» Requirements: Please copy the listing below word for word, from its first line up to and including the line that contains "storage-summary: 750.00/800.00 storage".
* start *
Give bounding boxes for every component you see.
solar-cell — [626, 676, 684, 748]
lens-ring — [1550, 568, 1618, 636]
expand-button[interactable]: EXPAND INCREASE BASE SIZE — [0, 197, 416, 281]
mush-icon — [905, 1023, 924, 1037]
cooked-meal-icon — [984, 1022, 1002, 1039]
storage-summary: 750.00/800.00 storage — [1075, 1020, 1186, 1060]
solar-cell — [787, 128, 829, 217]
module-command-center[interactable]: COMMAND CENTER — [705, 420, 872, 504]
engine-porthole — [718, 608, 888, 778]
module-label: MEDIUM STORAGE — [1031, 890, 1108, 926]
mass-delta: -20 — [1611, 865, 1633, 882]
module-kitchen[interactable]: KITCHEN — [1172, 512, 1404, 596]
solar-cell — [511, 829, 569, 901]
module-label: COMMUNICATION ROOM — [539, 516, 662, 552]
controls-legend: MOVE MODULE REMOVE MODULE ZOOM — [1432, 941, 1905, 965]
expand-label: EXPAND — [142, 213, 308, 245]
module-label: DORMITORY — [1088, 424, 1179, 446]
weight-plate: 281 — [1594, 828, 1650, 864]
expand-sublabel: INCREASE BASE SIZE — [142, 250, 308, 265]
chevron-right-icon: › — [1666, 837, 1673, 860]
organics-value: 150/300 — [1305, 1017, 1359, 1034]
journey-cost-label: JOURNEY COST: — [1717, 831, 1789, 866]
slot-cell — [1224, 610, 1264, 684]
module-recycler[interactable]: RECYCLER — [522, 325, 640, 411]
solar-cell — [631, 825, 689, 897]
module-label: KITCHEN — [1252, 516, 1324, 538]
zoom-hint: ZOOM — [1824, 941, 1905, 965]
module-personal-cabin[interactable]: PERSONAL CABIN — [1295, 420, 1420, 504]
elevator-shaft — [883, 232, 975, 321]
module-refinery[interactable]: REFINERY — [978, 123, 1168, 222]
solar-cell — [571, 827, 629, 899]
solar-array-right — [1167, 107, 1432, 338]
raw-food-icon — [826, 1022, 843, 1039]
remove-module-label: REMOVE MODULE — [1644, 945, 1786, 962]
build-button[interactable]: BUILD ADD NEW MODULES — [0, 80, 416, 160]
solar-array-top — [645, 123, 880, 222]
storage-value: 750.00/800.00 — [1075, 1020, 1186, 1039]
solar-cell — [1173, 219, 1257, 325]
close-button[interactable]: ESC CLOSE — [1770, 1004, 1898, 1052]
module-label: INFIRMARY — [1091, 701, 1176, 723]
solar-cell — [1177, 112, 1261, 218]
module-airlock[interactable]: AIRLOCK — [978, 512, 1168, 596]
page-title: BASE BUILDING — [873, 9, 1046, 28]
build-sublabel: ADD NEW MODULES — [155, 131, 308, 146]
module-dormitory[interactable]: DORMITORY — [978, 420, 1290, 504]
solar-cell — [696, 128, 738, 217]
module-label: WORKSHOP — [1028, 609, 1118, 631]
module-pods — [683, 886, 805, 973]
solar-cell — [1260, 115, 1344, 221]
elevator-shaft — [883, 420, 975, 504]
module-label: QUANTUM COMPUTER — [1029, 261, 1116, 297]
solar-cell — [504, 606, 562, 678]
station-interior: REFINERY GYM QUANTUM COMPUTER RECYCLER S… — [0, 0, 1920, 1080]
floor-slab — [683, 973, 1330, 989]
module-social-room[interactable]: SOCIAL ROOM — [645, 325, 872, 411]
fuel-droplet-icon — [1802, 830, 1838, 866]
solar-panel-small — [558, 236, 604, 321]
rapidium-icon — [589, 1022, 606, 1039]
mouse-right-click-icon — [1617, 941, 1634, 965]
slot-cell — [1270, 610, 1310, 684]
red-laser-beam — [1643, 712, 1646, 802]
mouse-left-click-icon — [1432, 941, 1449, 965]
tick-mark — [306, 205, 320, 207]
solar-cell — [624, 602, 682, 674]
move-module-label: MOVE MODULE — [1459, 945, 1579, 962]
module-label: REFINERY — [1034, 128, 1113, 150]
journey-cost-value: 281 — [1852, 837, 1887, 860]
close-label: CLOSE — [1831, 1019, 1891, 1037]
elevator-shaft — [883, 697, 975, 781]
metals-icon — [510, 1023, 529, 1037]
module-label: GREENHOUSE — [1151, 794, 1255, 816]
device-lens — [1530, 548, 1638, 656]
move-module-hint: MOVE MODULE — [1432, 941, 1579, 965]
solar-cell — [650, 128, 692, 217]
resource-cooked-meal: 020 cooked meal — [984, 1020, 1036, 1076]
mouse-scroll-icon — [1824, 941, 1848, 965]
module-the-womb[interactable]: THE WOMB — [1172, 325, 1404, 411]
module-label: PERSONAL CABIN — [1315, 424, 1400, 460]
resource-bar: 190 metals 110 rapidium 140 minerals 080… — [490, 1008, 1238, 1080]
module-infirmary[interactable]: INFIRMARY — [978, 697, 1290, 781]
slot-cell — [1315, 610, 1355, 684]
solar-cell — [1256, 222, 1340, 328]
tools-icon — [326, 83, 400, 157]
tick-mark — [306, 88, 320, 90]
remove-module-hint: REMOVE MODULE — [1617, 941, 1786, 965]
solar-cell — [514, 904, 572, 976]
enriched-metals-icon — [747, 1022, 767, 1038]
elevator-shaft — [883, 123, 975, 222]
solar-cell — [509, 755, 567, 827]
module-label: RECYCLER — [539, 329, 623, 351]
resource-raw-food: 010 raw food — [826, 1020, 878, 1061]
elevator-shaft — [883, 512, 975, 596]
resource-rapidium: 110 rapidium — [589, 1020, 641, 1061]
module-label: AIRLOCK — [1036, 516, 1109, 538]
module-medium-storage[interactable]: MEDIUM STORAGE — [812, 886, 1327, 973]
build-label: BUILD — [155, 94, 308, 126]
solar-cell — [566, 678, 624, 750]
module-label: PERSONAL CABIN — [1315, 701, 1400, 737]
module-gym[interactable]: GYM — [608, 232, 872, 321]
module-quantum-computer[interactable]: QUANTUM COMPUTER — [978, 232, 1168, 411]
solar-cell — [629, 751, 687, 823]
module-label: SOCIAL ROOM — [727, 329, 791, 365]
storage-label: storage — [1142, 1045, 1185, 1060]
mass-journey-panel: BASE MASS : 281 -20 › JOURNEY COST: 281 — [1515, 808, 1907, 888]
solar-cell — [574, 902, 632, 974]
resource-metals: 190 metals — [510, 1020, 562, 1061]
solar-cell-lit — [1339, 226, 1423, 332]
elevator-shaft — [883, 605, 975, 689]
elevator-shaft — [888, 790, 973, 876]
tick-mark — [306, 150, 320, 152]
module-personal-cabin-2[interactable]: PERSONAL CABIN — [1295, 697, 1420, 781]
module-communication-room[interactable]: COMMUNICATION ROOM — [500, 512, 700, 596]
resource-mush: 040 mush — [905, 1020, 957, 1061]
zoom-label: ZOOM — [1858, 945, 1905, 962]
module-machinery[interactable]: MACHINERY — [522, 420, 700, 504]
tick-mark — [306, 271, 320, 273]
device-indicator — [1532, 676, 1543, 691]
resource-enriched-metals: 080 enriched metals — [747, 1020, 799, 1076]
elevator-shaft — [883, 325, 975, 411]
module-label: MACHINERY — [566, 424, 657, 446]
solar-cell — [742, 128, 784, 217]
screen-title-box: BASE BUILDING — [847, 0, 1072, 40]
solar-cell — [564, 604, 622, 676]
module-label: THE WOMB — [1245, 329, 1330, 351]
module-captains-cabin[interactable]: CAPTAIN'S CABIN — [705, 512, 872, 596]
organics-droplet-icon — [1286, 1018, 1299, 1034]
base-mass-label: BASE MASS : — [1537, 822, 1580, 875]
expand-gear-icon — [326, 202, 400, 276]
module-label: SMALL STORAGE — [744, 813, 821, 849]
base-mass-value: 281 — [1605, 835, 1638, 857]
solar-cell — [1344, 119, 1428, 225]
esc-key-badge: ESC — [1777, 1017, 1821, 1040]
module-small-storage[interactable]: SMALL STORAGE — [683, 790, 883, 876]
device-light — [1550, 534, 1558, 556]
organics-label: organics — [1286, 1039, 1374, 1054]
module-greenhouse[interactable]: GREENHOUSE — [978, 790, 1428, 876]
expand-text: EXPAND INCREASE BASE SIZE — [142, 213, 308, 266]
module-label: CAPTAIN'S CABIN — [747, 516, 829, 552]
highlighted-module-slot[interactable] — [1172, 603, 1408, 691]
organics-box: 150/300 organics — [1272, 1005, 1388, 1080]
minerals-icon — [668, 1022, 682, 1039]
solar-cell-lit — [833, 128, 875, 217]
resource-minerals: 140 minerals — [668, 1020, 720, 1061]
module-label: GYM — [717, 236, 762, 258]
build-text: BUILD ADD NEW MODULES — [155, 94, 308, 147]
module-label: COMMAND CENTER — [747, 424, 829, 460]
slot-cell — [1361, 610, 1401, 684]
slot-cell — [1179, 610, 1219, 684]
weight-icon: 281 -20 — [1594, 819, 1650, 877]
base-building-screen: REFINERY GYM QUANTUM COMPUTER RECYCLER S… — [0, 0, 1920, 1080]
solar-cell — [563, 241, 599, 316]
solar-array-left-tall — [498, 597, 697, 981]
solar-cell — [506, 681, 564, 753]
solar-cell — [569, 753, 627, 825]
* end *
» Written reply:
Give bounding boxes for every component you see.
solar-cell — [626, 676, 684, 748]
lens-ring — [1550, 568, 1618, 636]
expand-button[interactable]: EXPAND INCREASE BASE SIZE — [0, 197, 416, 281]
mush-icon — [905, 1023, 924, 1037]
cooked-meal-icon — [984, 1022, 1002, 1039]
storage-summary: 750.00/800.00 storage — [1075, 1020, 1186, 1060]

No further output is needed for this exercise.